• **GIVEN TASK**:
Quote the whole listing verbatim.

• **DATA SUPPLIED**:
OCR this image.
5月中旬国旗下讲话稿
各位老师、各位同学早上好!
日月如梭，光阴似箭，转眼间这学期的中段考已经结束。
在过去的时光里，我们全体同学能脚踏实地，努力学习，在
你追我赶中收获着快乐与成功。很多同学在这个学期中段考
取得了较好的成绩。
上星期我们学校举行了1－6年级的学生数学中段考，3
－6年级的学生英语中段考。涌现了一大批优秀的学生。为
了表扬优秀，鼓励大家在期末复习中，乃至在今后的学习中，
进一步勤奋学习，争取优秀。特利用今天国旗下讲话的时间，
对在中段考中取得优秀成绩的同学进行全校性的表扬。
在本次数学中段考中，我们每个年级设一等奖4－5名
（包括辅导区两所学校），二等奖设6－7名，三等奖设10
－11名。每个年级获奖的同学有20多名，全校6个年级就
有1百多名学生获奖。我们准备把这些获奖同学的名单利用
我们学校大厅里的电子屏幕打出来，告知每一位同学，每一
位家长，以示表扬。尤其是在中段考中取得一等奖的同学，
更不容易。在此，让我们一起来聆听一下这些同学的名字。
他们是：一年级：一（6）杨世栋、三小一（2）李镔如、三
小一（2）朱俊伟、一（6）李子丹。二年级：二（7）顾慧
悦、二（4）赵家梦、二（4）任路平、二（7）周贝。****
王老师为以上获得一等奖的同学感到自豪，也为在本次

• **EXERCISE OUTPUT**:
OCR this image.
5月中旬国旗下讲话稿
各位老师、各位同学早上好!
日月如梭，光阴似箭，转眼间这学期的中段考已经结束。
在过去的时光里，我们全体同学能脚踏实地，努力学习，在
你追我赶中收获着快乐与成功。很多同学在这个学期中段考
取得了较好的成绩。
上星期我们学校举行了1－6年级的学生数学中段考，3
－6年级的学生英语中段考。涌现了一大批优秀的学生。为
了表扬优秀，鼓励大家在期末复习中，乃至在今后的学习中，
进一步勤奋学习，争取优秀。特利用今天国旗下讲话的时间，
对在中段考中取得优秀成绩的同学进行全校性的表扬。
在本次数学中段考中，我们每个年级设一等奖4－5名
（包括辅导区两所学校），二等奖设6－7名，三等奖设10
－11名。每个年级获奖的同学有20多名，全校6个年级就
有1百多名学生获奖。我们准备把这些获奖同学的名单利用
我们学校大厅里的电子屏幕打出来，告知每一位同学，每一
位家长，以示表扬。尤其是在中段考中取得一等奖的同学，
更不容易。在此，让我们一起来聆听一下这些同学的名字。
他们是：一年级：一（6）杨世栋、三小一（2）李镔如、三
小一（2）朱俊伟、一（6）李子丹。二年级：二（7）顾慧
悦、二（4）赵家梦、二（4）任路平、二（7）周贝。****
王老师为以上获得一等奖的同学感到自豪，也为在本次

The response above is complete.